- Given task
Your task is to filter the data below down to the lines holding "JSON".

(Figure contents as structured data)
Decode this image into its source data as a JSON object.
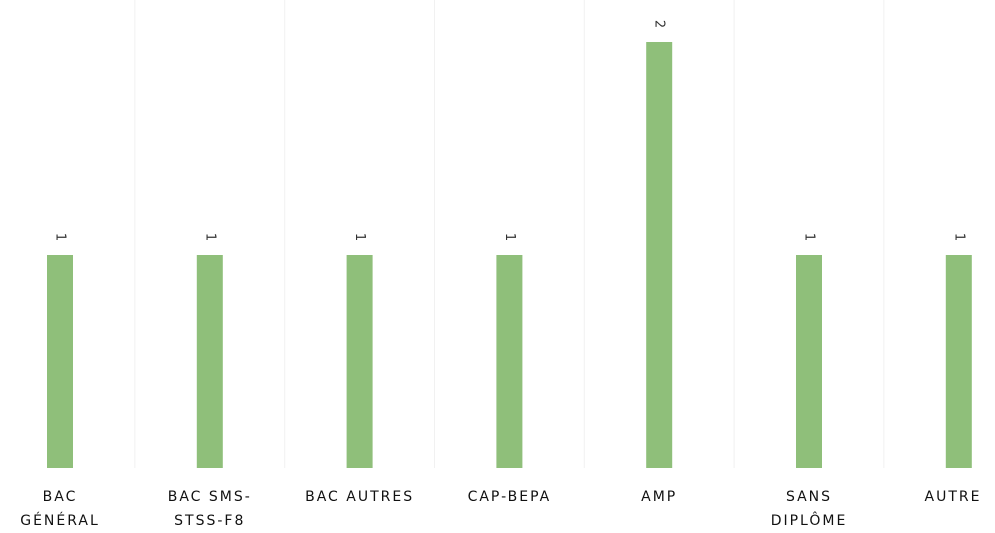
{
  "chart_data": {
    "type": "bar",
    "categories": [
      [
        "BAC",
        "GÉNÉRAL"
      ],
      [
        "BAC SMS-",
        "STSS-F8"
      ],
      [
        "BAC AUTRES"
      ],
      [
        "CAP-BEPA"
      ],
      [
        "AMP"
      ],
      [
        "SANS",
        "DIPLÔME"
      ],
      [
        "AUTRE"
      ]
    ],
    "values": [
      1,
      1,
      1,
      1,
      2,
      1,
      1
    ],
    "data_labels": [
      "1",
      "1",
      "1",
      "1",
      "2",
      "1",
      "1"
    ],
    "ylim": [
      0,
      2
    ],
    "grid": true,
    "legend": "none",
    "colors": {
      "bar": "#8fbf7a",
      "grid": "#f1f1f1",
      "text": "#111111"
    }
  }
}
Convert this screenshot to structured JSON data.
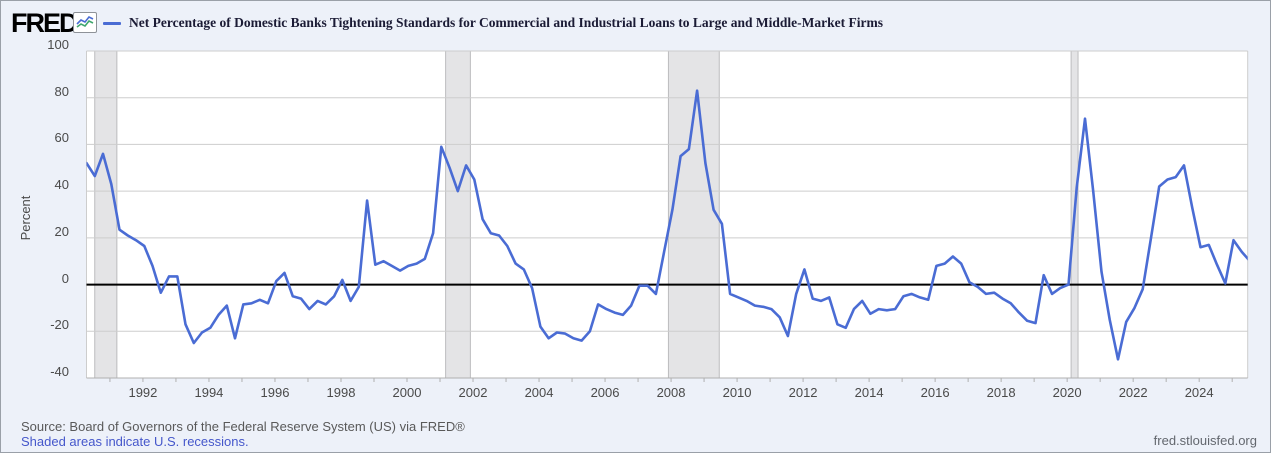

- Exercise result
Decode this image into its source data as a JSON object.
Convert this screenshot to structured JSON data.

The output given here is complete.